**EXERCISE INSTRUCTIONS**
Print the entries in full, word for word, but not the pictures.

++++++++++++++++++++

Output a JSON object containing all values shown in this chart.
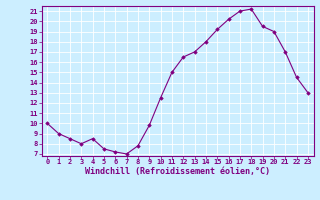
{
  "x": [
    0,
    1,
    2,
    3,
    4,
    5,
    6,
    7,
    8,
    9,
    10,
    11,
    12,
    13,
    14,
    15,
    16,
    17,
    18,
    19,
    20,
    21,
    22,
    23
  ],
  "y": [
    10,
    9,
    8.5,
    8,
    8.5,
    7.5,
    7.2,
    7.0,
    7.8,
    9.8,
    12.5,
    15.0,
    16.5,
    17.0,
    18.0,
    19.2,
    20.2,
    21.0,
    21.2,
    19.5,
    19.0,
    17.0,
    14.5,
    13.0
  ],
  "xlim": [
    -0.5,
    23.5
  ],
  "ylim": [
    6.8,
    21.5
  ],
  "yticks": [
    7,
    8,
    9,
    10,
    11,
    12,
    13,
    14,
    15,
    16,
    17,
    18,
    19,
    20,
    21
  ],
  "xticks": [
    0,
    1,
    2,
    3,
    4,
    5,
    6,
    7,
    8,
    9,
    10,
    11,
    12,
    13,
    14,
    15,
    16,
    17,
    18,
    19,
    20,
    21,
    22,
    23
  ],
  "xlabel": "Windchill (Refroidissement éolien,°C)",
  "line_color": "#800080",
  "marker": "D",
  "marker_size": 1.8,
  "bg_color": "#cceeff",
  "grid_color": "#ffffff",
  "tick_fontsize": 5.0,
  "xlabel_fontsize": 6.0
}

++++++++++++++++++++

**RESPONSE**
Output a JSON object containing all values shown in this chart.
{
  "x": [
    0,
    1,
    2,
    3,
    4,
    5,
    6,
    7,
    8,
    9,
    10,
    11,
    12,
    13,
    14,
    15,
    16,
    17,
    18,
    19,
    20,
    21,
    22,
    23
  ],
  "y": [
    10,
    9,
    8.5,
    8,
    8.5,
    7.5,
    7.2,
    7.0,
    7.8,
    9.8,
    12.5,
    15.0,
    16.5,
    17.0,
    18.0,
    19.2,
    20.2,
    21.0,
    21.2,
    19.5,
    19.0,
    17.0,
    14.5,
    13.0
  ],
  "xlim": [
    -0.5,
    23.5
  ],
  "ylim": [
    6.8,
    21.5
  ],
  "yticks": [
    7,
    8,
    9,
    10,
    11,
    12,
    13,
    14,
    15,
    16,
    17,
    18,
    19,
    20,
    21
  ],
  "xticks": [
    0,
    1,
    2,
    3,
    4,
    5,
    6,
    7,
    8,
    9,
    10,
    11,
    12,
    13,
    14,
    15,
    16,
    17,
    18,
    19,
    20,
    21,
    22,
    23
  ],
  "xlabel": "Windchill (Refroidissement éolien,°C)",
  "line_color": "#800080",
  "marker": "D",
  "marker_size": 1.8,
  "bg_color": "#cceeff",
  "grid_color": "#ffffff",
  "tick_fontsize": 5.0,
  "xlabel_fontsize": 6.0
}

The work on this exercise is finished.